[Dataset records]
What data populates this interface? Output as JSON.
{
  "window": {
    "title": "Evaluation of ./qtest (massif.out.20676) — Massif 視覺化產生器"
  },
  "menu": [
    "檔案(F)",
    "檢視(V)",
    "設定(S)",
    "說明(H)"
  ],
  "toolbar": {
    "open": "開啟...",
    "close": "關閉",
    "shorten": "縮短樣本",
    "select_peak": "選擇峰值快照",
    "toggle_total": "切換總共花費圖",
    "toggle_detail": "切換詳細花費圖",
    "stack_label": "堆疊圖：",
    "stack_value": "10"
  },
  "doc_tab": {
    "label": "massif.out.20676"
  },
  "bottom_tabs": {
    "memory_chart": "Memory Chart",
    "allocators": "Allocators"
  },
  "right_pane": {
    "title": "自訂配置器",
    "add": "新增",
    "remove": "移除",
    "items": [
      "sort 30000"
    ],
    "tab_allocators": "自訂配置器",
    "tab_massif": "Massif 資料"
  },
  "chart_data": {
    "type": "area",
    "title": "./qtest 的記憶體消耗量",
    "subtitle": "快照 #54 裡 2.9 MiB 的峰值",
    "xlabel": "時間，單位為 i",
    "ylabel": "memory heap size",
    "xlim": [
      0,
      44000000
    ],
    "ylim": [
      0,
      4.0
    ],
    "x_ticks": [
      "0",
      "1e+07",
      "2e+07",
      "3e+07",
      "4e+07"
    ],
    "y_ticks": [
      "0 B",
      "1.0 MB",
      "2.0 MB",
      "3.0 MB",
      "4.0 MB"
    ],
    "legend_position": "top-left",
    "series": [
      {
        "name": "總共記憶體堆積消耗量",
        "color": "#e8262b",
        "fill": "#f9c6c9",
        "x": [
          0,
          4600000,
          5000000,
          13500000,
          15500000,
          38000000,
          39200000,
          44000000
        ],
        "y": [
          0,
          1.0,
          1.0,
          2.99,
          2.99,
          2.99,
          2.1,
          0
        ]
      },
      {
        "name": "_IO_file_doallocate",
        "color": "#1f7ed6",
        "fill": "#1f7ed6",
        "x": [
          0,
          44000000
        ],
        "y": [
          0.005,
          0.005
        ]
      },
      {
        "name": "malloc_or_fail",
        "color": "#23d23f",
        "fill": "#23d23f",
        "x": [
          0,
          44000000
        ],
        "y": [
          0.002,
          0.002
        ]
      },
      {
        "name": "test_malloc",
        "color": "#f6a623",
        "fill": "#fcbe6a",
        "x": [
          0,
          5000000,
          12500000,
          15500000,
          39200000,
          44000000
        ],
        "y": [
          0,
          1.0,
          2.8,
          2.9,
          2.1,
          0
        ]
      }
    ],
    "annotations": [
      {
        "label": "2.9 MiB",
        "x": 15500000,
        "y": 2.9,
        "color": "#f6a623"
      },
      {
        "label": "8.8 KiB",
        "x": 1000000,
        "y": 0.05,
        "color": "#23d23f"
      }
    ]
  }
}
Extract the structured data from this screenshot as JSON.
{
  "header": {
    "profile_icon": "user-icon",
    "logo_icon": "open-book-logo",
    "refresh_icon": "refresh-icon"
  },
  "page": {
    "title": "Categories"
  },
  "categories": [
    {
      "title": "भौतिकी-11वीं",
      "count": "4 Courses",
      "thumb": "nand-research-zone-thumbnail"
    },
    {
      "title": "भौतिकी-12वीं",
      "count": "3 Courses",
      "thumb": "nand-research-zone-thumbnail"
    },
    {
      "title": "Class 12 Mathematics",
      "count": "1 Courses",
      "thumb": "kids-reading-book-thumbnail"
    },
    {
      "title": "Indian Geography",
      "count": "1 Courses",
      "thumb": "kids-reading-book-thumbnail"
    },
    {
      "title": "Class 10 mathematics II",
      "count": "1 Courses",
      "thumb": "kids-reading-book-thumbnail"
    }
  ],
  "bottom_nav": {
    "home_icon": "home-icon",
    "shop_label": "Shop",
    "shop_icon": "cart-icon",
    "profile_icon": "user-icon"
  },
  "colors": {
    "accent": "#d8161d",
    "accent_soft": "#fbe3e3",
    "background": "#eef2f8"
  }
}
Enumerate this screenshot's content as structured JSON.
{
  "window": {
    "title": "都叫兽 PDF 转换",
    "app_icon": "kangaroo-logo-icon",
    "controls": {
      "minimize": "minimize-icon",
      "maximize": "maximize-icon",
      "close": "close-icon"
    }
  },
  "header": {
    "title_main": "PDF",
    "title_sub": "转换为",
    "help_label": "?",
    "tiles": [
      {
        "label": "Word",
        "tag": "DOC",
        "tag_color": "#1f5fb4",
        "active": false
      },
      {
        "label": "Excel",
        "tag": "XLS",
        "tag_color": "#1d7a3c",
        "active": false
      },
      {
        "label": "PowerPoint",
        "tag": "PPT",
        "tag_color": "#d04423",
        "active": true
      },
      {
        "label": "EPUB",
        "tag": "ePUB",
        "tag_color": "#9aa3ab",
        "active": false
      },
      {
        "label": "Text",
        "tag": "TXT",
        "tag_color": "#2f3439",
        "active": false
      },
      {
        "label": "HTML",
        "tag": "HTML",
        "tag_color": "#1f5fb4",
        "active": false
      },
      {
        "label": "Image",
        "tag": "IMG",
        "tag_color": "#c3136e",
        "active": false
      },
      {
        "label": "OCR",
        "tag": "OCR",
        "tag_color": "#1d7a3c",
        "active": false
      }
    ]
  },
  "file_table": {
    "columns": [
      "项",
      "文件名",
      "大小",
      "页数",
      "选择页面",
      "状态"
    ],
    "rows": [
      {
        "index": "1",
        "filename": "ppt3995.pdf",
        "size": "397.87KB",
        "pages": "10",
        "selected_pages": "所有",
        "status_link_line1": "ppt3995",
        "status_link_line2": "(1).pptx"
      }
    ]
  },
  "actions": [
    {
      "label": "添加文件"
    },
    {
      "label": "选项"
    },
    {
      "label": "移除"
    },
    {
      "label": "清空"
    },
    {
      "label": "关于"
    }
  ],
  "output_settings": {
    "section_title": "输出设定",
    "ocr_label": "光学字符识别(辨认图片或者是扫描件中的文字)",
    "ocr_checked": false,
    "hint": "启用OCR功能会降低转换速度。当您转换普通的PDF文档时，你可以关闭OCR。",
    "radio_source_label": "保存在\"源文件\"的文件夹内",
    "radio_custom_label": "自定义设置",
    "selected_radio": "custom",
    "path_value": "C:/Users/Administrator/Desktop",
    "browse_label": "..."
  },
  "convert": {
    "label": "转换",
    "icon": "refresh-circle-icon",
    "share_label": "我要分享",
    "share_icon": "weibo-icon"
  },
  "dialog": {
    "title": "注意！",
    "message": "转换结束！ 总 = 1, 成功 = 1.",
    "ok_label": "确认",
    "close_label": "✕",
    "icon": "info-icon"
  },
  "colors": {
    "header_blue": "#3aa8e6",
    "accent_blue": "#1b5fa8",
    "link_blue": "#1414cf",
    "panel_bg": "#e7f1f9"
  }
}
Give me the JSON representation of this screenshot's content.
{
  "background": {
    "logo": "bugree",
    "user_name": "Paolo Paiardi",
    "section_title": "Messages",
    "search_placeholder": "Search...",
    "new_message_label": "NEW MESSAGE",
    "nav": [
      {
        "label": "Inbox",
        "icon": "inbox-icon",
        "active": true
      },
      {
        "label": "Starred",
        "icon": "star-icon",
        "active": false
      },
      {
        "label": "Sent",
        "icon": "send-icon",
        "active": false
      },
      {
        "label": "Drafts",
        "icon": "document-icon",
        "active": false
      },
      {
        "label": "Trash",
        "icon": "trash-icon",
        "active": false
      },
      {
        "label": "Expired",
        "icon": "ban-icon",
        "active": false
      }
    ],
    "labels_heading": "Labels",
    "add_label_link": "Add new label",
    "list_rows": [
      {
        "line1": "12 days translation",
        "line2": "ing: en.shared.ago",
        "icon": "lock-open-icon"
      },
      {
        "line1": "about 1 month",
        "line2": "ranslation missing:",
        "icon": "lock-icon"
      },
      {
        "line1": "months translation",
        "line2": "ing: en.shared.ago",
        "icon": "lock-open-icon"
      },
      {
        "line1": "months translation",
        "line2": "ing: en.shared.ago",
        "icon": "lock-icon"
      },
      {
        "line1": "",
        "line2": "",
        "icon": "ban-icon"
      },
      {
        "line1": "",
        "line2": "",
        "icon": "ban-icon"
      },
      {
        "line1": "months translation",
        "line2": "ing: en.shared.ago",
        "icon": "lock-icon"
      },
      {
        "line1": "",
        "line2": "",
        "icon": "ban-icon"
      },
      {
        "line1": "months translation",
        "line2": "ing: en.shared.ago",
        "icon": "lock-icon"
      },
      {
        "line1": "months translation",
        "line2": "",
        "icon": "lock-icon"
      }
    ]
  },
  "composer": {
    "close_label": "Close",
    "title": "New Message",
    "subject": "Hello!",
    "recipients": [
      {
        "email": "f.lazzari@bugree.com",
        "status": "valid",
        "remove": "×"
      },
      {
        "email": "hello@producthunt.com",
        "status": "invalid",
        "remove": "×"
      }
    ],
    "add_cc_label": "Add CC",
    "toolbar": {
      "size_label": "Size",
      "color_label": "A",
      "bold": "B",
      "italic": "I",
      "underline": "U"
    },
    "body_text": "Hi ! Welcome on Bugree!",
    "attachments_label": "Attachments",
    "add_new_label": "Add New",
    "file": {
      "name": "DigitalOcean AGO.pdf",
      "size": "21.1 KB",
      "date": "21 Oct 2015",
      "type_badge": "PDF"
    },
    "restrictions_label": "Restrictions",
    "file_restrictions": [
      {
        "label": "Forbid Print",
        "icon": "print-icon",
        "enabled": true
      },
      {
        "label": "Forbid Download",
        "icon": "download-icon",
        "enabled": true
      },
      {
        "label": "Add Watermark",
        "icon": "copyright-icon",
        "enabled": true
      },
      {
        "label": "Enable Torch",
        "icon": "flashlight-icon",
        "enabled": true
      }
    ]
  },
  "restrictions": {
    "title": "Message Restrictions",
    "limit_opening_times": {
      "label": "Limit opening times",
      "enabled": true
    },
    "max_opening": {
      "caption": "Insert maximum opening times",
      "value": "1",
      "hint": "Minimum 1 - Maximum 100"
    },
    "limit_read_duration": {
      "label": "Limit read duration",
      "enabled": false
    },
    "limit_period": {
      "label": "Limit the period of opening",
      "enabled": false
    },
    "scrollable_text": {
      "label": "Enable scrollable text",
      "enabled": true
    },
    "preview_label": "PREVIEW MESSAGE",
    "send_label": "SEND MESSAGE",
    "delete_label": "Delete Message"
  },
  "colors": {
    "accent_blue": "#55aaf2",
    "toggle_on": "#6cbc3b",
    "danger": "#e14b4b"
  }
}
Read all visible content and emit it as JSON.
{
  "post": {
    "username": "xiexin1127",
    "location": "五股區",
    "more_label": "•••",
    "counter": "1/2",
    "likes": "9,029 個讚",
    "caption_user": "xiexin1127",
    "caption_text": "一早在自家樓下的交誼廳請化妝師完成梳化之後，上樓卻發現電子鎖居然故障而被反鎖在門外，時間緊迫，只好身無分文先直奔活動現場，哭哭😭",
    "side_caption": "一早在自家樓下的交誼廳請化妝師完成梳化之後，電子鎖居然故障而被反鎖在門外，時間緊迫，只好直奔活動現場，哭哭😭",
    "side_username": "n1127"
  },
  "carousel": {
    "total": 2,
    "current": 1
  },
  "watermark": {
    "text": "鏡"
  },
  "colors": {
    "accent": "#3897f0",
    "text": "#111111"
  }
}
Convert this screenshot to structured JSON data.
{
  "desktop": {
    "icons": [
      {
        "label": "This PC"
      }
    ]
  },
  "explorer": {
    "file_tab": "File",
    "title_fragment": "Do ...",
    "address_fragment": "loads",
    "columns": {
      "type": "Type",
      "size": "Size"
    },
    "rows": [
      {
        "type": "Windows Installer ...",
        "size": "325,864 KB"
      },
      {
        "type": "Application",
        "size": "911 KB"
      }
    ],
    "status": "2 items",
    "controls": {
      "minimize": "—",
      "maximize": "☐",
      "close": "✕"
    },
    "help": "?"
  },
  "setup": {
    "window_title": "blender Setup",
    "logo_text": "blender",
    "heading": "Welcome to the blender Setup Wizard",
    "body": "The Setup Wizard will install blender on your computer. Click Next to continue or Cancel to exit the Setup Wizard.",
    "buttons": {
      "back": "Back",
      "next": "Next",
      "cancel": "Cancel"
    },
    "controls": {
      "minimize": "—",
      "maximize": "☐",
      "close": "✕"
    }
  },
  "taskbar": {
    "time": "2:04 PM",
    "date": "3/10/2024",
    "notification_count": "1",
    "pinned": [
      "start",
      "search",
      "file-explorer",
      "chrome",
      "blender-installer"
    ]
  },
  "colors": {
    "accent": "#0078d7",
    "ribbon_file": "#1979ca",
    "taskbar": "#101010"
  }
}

## [Given problem]
In the listing above, find the line containing "Convert this screenshot" and please quote exactly that line through the last one, and no other lines.

## [The response]
Convert this screenshot to structured JSON data.
{
  "desktop": {
    "icons": [
      {
        "label": "This PC"
      }
    ]
  },
  "explorer": {
    "file_tab": "File",
    "title_fragment": "Do ...",
    "address_fragment": "loads",
    "columns": {
      "type": "Type",
      "size": "Size"
    },
    "rows": [
      {
        "type": "Windows Installer ...",
        "size": "325,864 KB"
      },
      {
        "type": "Application",
        "size": "911 KB"
      }
    ],
    "status": "2 items",
    "controls": {
      "minimize": "—",
      "maximize": "☐",
      "close": "✕"
    },
    "help": "?"
  },
  "setup": {
    "window_title": "blender Setup",
    "logo_text": "blender",
    "heading": "Welcome to the blender Setup Wizard",
    "body": "The Setup Wizard will install blender on your computer. Click Next to continue or Cancel to exit the Setup Wizard.",
    "buttons": {
      "back": "Back",
      "next": "Next",
      "cancel": "Cancel"
    },
    "controls": {
      "minimize": "—",
      "maximize": "☐",
      "close": "✕"
    }
  },
  "taskbar": {
    "time": "2:04 PM",
    "date": "3/10/2024",
    "notification_count": "1",
    "pinned": [
      "start",
      "search",
      "file-explorer",
      "chrome",
      "blender-installer"
    ]
  },
  "colors": {
    "accent": "#0078d7",
    "ribbon_file": "#1979ca",
    "taskbar": "#101010"
  }
}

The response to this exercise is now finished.